### TASK DIRECTIONS
Work out how many lines in the data include the string "amargura"; reply with that number alone.

### RECORDS TO USE
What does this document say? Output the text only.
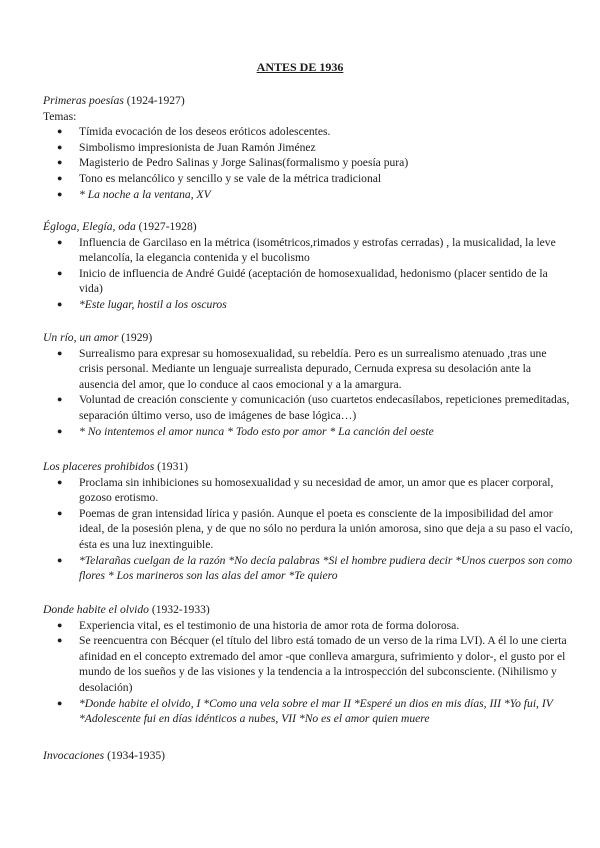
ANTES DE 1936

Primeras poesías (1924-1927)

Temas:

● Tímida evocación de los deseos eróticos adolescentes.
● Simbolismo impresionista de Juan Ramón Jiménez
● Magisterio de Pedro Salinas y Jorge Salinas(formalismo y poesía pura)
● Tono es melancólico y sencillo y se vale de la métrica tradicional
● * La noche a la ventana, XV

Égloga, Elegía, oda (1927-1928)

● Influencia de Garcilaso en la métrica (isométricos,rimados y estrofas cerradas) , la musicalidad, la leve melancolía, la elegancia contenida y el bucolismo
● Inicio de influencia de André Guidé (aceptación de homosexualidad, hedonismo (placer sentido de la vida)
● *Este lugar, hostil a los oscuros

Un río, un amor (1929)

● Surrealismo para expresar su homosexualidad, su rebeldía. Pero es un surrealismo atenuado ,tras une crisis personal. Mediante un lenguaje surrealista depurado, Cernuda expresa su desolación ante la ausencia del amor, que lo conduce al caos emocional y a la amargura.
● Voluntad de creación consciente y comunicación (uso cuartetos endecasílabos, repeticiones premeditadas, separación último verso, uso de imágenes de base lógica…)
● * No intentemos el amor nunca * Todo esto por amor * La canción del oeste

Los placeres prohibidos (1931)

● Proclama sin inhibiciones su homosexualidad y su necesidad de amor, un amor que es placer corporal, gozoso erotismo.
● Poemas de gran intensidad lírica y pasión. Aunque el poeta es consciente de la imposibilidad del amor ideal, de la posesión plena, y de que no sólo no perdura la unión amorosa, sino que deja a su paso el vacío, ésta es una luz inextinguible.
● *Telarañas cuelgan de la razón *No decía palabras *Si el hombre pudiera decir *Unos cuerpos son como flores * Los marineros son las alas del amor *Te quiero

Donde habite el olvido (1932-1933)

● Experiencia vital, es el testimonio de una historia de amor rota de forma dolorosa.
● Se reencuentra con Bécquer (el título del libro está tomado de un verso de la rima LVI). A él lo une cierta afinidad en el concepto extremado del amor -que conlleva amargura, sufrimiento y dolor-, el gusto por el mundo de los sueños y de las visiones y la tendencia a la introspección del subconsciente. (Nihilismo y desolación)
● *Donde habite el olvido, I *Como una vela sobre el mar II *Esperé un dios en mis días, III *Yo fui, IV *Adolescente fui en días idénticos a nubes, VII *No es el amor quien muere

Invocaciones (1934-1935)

### SOLUTION BELOW
2